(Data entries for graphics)
⁂

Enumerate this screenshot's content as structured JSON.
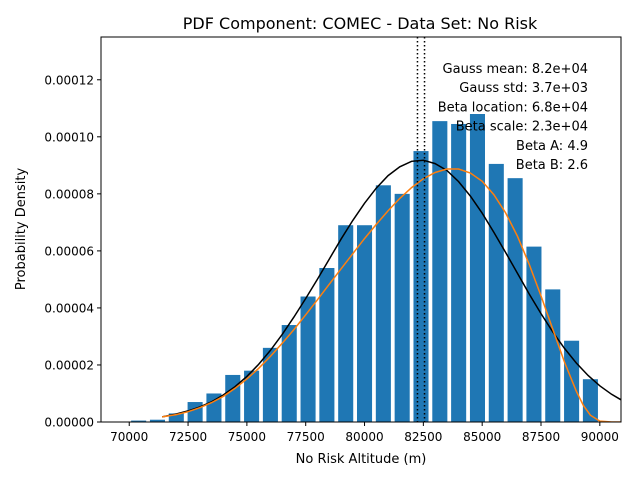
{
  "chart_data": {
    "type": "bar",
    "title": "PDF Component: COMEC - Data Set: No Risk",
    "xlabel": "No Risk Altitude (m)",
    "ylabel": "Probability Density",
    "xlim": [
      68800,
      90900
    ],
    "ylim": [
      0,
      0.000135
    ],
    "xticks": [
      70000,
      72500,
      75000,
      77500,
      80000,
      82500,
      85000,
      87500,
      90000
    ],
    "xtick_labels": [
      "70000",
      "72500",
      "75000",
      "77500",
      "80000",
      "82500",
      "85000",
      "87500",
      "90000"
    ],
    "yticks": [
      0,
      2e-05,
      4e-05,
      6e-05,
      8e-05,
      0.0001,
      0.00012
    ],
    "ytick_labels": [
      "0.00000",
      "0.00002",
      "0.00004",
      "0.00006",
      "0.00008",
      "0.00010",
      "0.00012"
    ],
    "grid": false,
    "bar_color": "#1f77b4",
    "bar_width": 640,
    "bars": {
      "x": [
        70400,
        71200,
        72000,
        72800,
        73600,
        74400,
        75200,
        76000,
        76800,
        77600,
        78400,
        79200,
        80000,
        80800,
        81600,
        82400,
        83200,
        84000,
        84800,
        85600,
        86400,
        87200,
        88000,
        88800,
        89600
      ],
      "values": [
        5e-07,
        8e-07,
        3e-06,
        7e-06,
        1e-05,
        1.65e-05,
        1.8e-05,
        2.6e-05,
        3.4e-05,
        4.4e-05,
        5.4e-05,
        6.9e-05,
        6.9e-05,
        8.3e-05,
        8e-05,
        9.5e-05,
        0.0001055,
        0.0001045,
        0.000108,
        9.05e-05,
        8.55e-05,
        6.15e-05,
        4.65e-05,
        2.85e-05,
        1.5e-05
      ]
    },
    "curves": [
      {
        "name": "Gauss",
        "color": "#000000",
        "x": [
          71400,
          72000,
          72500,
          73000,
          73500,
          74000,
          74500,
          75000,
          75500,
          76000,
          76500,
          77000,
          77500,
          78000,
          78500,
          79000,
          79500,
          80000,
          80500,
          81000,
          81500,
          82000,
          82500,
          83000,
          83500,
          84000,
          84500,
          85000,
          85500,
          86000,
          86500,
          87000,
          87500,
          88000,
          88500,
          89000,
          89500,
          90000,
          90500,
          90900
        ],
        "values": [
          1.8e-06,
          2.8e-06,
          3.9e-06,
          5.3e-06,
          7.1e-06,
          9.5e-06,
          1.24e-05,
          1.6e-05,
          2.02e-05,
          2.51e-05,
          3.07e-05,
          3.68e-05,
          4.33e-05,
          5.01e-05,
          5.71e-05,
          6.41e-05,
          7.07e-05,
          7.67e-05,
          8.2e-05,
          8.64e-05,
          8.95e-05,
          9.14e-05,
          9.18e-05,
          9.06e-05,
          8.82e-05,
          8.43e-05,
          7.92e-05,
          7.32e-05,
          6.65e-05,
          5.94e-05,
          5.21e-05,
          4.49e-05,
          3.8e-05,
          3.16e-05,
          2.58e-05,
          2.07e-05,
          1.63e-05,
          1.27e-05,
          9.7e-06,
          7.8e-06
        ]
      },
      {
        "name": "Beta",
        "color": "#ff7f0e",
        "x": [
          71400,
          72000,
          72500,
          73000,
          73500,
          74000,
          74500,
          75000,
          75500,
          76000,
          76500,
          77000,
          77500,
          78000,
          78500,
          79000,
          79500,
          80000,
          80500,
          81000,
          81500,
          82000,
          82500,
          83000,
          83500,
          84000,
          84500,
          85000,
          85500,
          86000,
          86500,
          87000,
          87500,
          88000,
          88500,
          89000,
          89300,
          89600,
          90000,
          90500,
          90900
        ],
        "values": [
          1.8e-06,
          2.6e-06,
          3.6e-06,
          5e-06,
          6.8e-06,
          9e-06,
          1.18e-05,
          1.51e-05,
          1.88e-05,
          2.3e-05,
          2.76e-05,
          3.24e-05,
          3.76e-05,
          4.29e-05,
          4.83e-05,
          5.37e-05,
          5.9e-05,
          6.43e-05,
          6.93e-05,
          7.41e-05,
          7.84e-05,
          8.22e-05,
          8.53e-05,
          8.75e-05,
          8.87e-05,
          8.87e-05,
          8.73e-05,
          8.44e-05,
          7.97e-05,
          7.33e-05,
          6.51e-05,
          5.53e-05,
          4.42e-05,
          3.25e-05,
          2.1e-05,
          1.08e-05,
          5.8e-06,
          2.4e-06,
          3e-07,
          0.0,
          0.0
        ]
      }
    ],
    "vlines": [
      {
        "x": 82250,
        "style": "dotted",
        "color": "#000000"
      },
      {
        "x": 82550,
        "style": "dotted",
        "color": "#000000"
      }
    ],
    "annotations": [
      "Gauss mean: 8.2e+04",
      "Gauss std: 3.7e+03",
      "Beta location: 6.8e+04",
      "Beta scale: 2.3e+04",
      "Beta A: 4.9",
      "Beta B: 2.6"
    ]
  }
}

⁂

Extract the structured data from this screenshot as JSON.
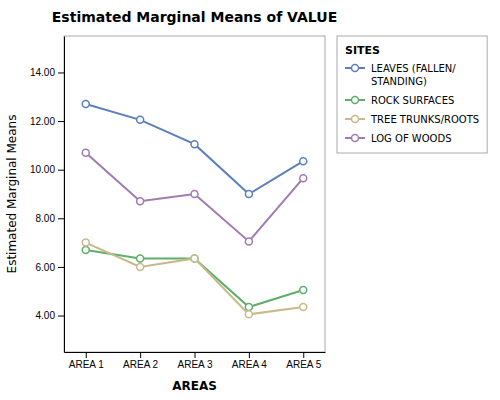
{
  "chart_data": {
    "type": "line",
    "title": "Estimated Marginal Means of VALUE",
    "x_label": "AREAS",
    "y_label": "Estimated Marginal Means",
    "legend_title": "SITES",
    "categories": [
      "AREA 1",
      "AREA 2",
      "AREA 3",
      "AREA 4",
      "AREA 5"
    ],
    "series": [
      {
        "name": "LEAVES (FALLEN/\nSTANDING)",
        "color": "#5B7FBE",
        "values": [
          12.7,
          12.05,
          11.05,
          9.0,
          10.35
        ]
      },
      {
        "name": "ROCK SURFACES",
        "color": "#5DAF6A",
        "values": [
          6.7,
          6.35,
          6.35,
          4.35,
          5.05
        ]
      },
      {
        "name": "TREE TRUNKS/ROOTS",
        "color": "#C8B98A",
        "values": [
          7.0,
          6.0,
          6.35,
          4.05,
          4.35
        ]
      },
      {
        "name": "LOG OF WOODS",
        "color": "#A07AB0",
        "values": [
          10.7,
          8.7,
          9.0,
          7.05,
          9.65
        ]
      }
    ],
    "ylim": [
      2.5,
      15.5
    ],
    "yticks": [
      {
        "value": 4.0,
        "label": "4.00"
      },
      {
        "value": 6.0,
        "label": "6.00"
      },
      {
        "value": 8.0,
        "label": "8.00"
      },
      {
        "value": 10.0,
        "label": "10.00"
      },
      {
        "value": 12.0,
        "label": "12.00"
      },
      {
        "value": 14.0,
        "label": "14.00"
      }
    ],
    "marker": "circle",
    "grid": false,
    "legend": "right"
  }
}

⁂

EXERCISE DIRECTIONS: Count up every line above that has the word "Risk" in it; answer with the number alone.

FULL ANSWER: 2